*TASK DIRECTIONS*:
Gather up the lines that contain "text".

*RECORDS FOR THIS TASK*:
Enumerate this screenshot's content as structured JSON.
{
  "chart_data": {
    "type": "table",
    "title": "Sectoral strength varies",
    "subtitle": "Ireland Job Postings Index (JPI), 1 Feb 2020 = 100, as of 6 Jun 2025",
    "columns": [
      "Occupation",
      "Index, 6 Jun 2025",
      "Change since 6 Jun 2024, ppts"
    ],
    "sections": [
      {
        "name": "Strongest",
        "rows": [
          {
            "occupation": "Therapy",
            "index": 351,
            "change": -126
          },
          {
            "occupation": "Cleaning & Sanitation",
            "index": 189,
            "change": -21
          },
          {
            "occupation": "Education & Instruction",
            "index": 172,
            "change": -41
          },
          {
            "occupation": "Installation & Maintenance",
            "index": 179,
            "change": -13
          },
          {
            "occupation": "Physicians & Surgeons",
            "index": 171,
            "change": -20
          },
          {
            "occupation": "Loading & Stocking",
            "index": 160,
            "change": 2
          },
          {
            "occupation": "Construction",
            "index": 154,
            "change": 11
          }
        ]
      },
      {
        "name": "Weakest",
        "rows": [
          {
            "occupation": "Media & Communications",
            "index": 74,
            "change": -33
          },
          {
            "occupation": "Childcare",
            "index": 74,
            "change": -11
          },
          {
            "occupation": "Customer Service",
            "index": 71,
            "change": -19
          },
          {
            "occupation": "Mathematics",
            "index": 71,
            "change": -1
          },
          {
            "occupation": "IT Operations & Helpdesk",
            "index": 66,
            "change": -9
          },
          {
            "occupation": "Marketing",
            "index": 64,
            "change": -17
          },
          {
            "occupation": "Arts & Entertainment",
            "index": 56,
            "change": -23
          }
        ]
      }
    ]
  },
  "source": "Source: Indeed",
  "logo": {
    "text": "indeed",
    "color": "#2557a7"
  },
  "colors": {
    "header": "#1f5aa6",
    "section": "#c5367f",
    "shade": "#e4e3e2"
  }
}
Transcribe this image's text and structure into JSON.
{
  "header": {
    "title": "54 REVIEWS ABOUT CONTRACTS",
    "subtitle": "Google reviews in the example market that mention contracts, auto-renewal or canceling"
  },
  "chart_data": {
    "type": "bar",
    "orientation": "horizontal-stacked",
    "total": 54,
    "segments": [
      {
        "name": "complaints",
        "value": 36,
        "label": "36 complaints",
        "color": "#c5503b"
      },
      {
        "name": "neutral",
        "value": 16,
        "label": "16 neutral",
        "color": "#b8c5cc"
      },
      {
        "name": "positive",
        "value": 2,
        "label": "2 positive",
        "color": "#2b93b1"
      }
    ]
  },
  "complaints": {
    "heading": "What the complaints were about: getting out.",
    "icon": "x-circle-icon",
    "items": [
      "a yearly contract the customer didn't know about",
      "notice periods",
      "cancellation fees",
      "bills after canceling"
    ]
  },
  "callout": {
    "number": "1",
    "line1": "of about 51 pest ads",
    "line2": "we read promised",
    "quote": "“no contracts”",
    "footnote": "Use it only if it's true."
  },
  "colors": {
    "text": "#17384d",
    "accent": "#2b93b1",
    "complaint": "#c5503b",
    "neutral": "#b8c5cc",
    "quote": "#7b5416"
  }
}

*COMPLETED TASK*:
    "text": "indeed",
Transcribe this image's text and structure into JSON.
    "text": "#17384d",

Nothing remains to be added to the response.